**Task to carry out**
Please give the listing again in its entirety, exactly as written.

** begin Input **

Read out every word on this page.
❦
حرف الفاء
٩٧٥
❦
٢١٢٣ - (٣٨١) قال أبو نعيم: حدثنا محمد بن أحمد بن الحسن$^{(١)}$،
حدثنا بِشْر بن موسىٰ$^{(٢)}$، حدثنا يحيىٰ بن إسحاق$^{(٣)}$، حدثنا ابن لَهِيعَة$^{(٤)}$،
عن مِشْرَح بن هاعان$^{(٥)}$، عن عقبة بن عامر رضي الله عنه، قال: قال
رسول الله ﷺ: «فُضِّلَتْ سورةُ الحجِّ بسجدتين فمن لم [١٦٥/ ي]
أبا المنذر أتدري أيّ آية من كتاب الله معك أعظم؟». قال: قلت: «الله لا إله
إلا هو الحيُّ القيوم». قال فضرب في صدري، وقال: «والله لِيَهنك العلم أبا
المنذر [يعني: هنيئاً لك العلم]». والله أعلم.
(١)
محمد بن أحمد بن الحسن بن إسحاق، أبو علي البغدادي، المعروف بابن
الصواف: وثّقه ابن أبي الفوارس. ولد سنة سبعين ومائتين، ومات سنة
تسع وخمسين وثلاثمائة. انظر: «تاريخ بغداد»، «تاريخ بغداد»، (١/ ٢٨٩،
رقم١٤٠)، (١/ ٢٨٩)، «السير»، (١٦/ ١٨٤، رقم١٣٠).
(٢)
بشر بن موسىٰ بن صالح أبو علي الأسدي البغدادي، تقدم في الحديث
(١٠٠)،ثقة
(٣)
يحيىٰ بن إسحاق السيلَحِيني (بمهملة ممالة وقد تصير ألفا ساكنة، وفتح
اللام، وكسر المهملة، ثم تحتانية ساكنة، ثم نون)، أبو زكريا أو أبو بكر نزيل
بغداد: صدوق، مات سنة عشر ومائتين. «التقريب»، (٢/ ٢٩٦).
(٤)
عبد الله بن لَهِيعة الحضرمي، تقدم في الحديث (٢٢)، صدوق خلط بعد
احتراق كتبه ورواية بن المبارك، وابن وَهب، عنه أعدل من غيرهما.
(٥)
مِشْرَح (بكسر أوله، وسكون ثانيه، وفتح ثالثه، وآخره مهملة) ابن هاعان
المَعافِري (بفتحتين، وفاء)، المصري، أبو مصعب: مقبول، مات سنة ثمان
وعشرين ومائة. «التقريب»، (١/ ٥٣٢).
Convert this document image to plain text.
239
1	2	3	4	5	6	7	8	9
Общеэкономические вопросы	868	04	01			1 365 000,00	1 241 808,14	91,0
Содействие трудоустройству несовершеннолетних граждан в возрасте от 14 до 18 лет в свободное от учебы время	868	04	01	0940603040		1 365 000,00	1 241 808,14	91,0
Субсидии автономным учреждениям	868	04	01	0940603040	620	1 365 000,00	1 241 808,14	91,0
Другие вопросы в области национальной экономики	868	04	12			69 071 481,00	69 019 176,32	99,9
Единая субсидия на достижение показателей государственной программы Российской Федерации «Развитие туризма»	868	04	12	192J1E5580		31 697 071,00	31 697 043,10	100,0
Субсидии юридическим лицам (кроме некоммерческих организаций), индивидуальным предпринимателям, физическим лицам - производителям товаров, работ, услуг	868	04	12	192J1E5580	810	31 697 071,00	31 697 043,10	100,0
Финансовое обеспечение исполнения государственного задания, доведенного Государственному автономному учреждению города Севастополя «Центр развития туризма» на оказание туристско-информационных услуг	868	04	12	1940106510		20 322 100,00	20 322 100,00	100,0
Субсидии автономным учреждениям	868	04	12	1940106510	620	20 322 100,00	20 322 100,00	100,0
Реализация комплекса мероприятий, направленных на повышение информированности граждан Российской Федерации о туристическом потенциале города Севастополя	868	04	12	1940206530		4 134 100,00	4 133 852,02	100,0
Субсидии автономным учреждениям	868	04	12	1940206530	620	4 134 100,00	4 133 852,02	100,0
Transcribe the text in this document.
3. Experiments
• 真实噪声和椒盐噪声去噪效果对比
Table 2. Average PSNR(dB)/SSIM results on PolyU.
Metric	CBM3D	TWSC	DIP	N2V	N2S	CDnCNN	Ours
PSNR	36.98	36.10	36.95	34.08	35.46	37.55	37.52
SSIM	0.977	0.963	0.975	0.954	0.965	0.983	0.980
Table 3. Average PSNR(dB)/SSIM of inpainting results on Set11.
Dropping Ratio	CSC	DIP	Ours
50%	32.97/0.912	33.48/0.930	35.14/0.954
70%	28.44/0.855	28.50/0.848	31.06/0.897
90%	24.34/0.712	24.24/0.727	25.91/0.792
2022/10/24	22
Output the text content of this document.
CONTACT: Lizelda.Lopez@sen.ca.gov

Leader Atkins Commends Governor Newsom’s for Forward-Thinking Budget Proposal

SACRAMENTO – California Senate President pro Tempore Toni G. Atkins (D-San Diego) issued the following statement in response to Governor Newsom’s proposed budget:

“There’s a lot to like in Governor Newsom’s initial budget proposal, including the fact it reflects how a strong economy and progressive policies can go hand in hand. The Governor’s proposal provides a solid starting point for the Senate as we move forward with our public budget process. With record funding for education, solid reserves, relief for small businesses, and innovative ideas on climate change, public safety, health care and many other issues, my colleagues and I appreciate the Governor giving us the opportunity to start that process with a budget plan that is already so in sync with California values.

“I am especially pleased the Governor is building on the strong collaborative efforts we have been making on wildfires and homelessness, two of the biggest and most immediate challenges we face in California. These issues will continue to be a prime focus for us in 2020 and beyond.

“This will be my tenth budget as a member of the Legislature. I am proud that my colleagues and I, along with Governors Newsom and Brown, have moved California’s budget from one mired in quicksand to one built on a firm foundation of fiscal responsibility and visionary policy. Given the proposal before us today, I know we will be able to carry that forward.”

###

** end Input **

**The output**
Read out every word on this page.
❦
حرف الفاء
٩٧٥
❦
٢١٢٣ - (٣٨١) قال أبو نعيم: حدثنا محمد بن أحمد بن الحسن$^{(١)}$،
حدثنا بِشْر بن موسىٰ$^{(٢)}$، حدثنا يحيىٰ بن إسحاق$^{(٣)}$، حدثنا ابن لَهِيعَة$^{(٤)}$،
عن مِشْرَح بن هاعان$^{(٥)}$، عن عقبة بن عامر رضي الله عنه، قال: قال
رسول الله ﷺ: «فُضِّلَتْ سورةُ الحجِّ بسجدتين فمن لم [١٦٥/ ي]
أبا المنذر أتدري أيّ آية من كتاب الله معك أعظم؟». قال: قلت: «الله لا إله
إلا هو الحيُّ القيوم». قال فضرب في صدري، وقال: «والله لِيَهنك العلم أبا
المنذر [يعني: هنيئاً لك العلم]». والله أعلم.
(١)
محمد بن أحمد بن الحسن بن إسحاق، أبو علي البغدادي، المعروف بابن
الصواف: وثّقه ابن أبي الفوارس. ولد سنة سبعين ومائتين، ومات سنة
تسع وخمسين وثلاثمائة. انظر: «تاريخ بغداد»، «تاريخ بغداد»، (١/ ٢٨٩،
رقم١٤٠)، (١/ ٢٨٩)، «السير»، (١٦/ ١٨٤، رقم١٣٠).
(٢)
بشر بن موسىٰ بن صالح أبو علي الأسدي البغدادي، تقدم في الحديث
(١٠٠)،ثقة
(٣)
يحيىٰ بن إسحاق السيلَحِيني (بمهملة ممالة وقد تصير ألفا ساكنة، وفتح
اللام، وكسر المهملة، ثم تحتانية ساكنة، ثم نون)، أبو زكريا أو أبو بكر نزيل
بغداد: صدوق، مات سنة عشر ومائتين. «التقريب»، (٢/ ٢٩٦).
(٤)
عبد الله بن لَهِيعة الحضرمي، تقدم في الحديث (٢٢)، صدوق خلط بعد
احتراق كتبه ورواية بن المبارك، وابن وَهب، عنه أعدل من غيرهما.
(٥)
مِشْرَح (بكسر أوله، وسكون ثانيه، وفتح ثالثه، وآخره مهملة) ابن هاعان
المَعافِري (بفتحتين، وفاء)، المصري، أبو مصعب: مقبول، مات سنة ثمان
وعشرين ومائة. «التقريب»، (١/ ٥٣٢).
Convert this document image to plain text.
239
1	2	3	4	5	6	7	8	9
Общеэкономические вопросы	868	04	01			1 365 000,00	1 241 808,14	91,0
Содействие трудоустройству несовершеннолетних граждан в возрасте от 14 до 18 лет в свободное от учебы время	868	04	01	0940603040		1 365 000,00	1 241 808,14	91,0
Субсидии автономным учреждениям	868	04	01	0940603040	620	1 365 000,00	1 241 808,14	91,0
Другие вопросы в области национальной экономики	868	04	12			69 071 481,00	69 019 176,32	99,9
Единая субсидия на достижение показателей государственной программы Российской Федерации «Развитие туризма»	868	04	12	192J1E5580		31 697 071,00	31 697 043,10	100,0
Субсидии юридическим лицам (кроме некоммерческих организаций), индивидуальным предпринимателям, физическим лицам - производителям товаров, работ, услуг	868	04	12	192J1E5580	810	31 697 071,00	31 697 043,10	100,0
Финансовое обеспечение исполнения государственного задания, доведенного Государственному автономному учреждению города Севастополя «Центр развития туризма» на оказание туристско-информационных услуг	868	04	12	1940106510		20 322 100,00	20 322 100,00	100,0
Субсидии автономным учреждениям	868	04	12	1940106510	620	20 322 100,00	20 322 100,00	100,0
Реализация комплекса мероприятий, направленных на повышение информированности граждан Российской Федерации о туристическом потенциале города Севастополя	868	04	12	1940206530		4 134 100,00	4 133 852,02	100,0
Субсидии автономным учреждениям	868	04	12	1940206530	620	4 134 100,00	4 133 852,02	100,0
Transcribe the text in this document.
3. Experiments
• 真实噪声和椒盐噪声去噪效果对比
Table 2. Average PSNR(dB)/SSIM results on PolyU.
Metric	CBM3D	TWSC	DIP	N2V	N2S	CDnCNN	Ours
PSNR	36.98	36.10	36.95	34.08	35.46	37.55	37.52
SSIM	0.977	0.963	0.975	0.954	0.965	0.983	0.980
Table 3. Average PSNR(dB)/SSIM of inpainting results on Set11.
Dropping Ratio	CSC	DIP	Ours
50%	32.97/0.912	33.48/0.930	35.14/0.954
70%	28.44/0.855	28.50/0.848	31.06/0.897
90%	24.34/0.712	24.24/0.727	25.91/0.792
2022/10/24	22
Output the text content of this document.
CONTACT: Lizelda.Lopez@sen.ca.gov

Leader Atkins Commends Governor Newsom’s for Forward-Thinking Budget Proposal

SACRAMENTO – California Senate President pro Tempore Toni G. Atkins (D-San Diego) issued the following statement in response to Governor Newsom’s proposed budget:

“There’s a lot to like in Governor Newsom’s initial budget proposal, including the fact it reflects how a strong economy and progressive policies can go hand in hand. The Governor’s proposal provides a solid starting point for the Senate as we move forward with our public budget process. With record funding for education, solid reserves, relief for small businesses, and innovative ideas on climate change, public safety, health care and many other issues, my colleagues and I appreciate the Governor giving us the opportunity to start that process with a budget plan that is already so in sync with California values.

“I am especially pleased the Governor is building on the strong collaborative efforts we have been making on wildfires and homelessness, two of the biggest and most immediate challenges we face in California. These issues will continue to be a prime focus for us in 2020 and beyond.

“This will be my tenth budget as a member of the Legislature. I am proud that my colleagues and I, along with Governors Newsom and Brown, have moved California’s budget from one mired in quicksand to one built on a firm foundation of fiscal responsibility and visionary policy. Given the proposal before us today, I know we will be able to carry that forward.”

###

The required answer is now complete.